[Collected data]
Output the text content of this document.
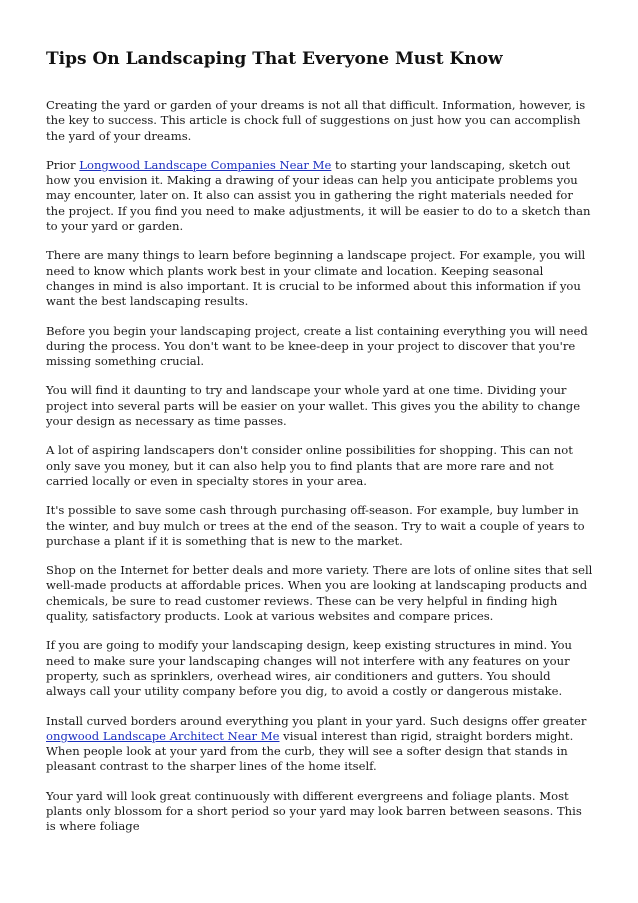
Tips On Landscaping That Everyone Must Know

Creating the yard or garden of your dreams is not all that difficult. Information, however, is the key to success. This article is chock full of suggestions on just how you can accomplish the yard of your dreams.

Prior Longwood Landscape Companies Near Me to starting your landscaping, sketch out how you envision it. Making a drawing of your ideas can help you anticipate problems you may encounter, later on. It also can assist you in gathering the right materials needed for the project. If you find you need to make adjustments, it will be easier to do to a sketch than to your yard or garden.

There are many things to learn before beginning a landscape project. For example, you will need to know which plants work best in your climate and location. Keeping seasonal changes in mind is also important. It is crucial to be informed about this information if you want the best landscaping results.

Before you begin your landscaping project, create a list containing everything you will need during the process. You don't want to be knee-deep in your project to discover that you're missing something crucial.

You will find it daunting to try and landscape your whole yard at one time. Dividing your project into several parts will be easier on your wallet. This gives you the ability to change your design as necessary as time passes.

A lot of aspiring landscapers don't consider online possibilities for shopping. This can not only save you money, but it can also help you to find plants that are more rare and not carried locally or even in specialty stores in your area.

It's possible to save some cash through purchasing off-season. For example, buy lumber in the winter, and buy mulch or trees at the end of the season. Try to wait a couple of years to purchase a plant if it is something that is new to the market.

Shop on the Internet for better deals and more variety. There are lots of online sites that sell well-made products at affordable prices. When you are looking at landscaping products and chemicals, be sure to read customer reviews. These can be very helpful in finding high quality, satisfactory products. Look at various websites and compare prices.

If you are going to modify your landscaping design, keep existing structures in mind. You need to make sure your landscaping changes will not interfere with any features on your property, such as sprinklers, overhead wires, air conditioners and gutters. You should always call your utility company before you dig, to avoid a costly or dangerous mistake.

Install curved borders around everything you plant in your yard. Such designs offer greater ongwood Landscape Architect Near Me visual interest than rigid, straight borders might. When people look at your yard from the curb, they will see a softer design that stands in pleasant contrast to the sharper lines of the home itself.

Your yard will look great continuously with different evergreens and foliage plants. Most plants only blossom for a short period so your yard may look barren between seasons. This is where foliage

--

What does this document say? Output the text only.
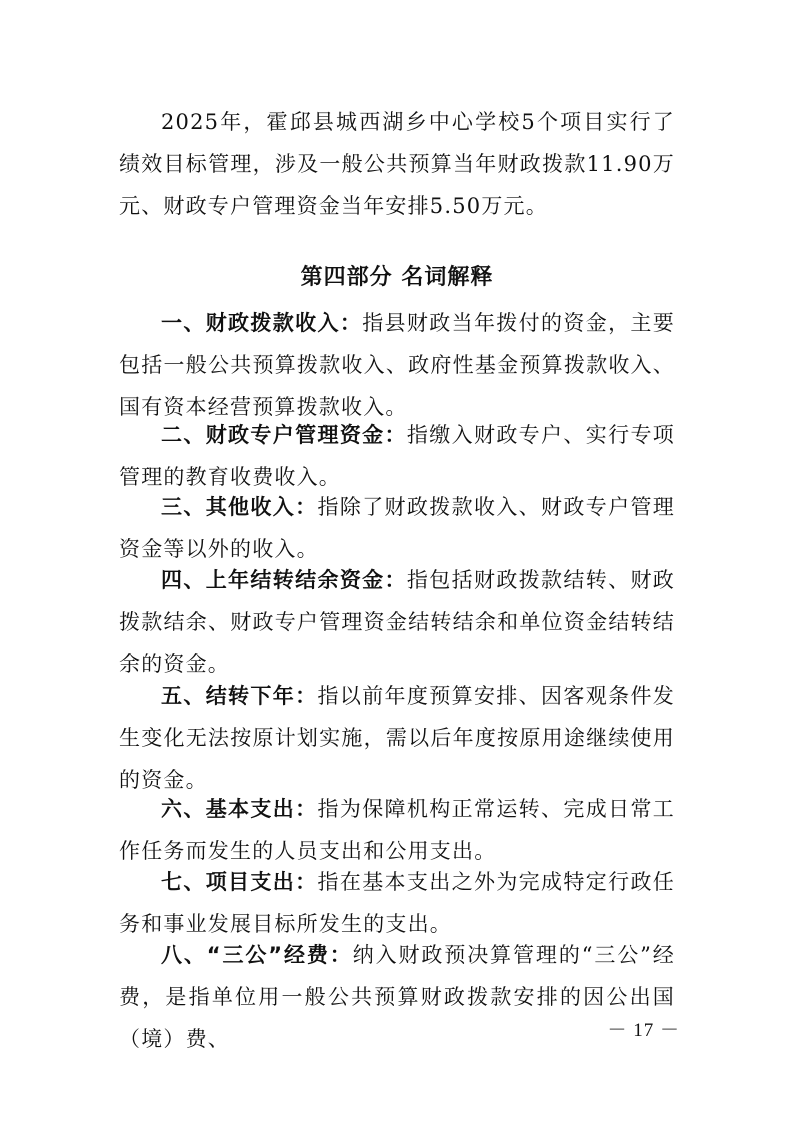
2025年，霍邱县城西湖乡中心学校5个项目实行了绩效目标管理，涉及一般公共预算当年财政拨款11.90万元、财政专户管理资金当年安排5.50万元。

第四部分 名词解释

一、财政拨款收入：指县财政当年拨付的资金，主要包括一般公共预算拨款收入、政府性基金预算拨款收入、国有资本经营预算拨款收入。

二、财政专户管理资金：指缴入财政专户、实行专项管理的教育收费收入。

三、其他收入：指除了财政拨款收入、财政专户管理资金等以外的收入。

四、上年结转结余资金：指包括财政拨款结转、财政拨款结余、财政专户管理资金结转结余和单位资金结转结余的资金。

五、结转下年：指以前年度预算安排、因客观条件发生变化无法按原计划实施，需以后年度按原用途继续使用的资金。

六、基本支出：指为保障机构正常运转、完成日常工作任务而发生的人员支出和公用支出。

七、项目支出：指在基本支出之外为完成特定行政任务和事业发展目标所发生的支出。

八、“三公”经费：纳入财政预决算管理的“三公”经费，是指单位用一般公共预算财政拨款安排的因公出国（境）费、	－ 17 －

* * *

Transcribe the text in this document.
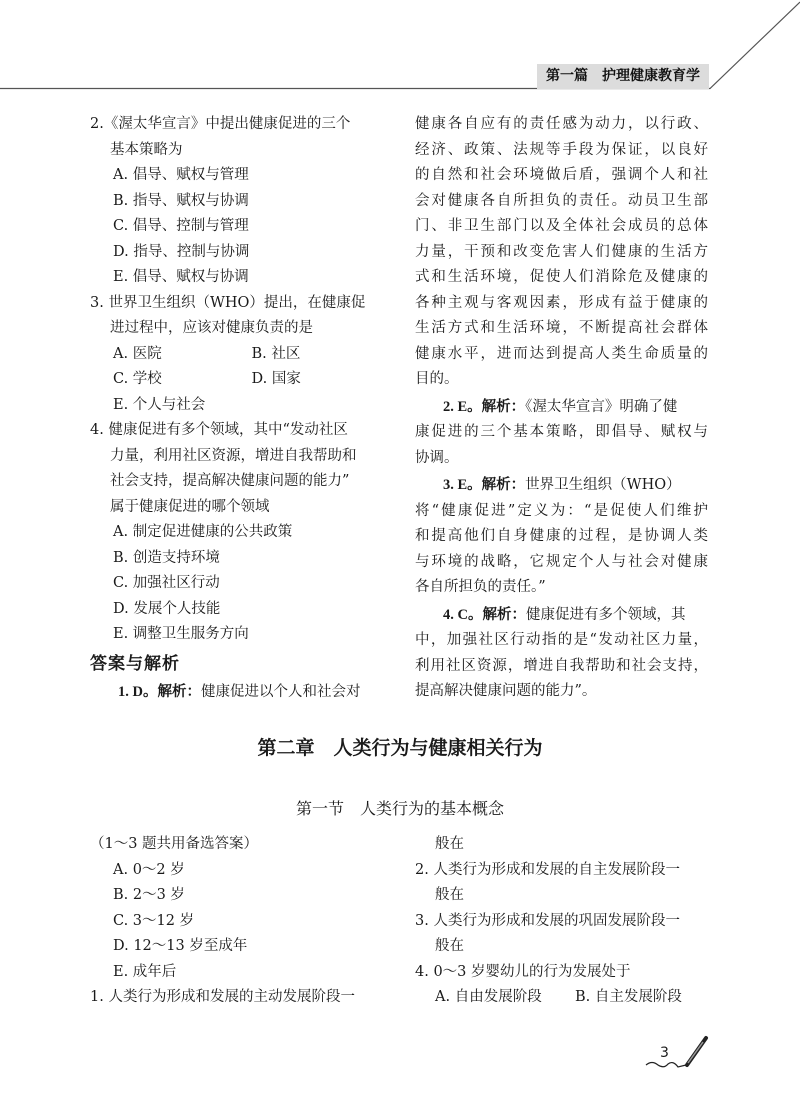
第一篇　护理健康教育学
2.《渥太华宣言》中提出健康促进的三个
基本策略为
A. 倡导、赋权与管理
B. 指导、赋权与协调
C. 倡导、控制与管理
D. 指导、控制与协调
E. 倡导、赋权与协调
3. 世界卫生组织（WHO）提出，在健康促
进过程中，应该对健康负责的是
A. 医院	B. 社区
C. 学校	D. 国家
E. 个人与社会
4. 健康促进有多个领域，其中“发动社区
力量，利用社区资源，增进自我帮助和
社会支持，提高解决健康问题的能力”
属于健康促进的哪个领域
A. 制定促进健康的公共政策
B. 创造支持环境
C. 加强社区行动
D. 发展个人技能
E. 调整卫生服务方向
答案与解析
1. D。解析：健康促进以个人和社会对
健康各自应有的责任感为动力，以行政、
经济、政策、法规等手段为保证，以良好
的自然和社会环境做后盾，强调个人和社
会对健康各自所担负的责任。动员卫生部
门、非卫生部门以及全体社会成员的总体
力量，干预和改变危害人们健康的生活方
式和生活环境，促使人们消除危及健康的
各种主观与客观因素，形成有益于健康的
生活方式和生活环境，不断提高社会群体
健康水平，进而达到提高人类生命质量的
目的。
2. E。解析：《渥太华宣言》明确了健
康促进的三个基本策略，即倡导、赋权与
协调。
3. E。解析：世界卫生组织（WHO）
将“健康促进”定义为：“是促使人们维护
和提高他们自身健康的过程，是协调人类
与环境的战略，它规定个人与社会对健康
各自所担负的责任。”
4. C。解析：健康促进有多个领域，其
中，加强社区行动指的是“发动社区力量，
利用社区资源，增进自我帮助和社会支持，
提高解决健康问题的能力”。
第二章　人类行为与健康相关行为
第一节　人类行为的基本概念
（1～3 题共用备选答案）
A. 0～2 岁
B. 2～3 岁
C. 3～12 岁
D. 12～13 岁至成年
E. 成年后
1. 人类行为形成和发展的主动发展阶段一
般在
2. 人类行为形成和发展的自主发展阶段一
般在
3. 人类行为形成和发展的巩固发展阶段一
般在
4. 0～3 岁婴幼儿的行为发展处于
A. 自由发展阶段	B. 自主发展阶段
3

TASK DESCRIPTION: Go through the preceding material and copy each line that has the word "design".

EXPECTED ANSWER:
You will find it daunting to try and landscape your whole yard at one time. Dividing your project into several parts will be easier on your wallet. This gives you the ability to change your design as necessary as time passes.
If you are going to modify your landscaping design, keep existing structures in mind. You need to make sure your landscaping changes will not interfere with any features on your property, such as sprinklers, overhead wires, air conditioners and gutters. You should always call your utility company before you dig, to avoid a costly or dangerous mistake.
Install curved borders around everything you plant in your yard. Such designs offer greater ongwood Landscape Architect Near Me visual interest than rigid, straight borders might. When people look at your yard from the curb, they will see a softer design that stands in pleasant contrast to the sharper lines of the home itself.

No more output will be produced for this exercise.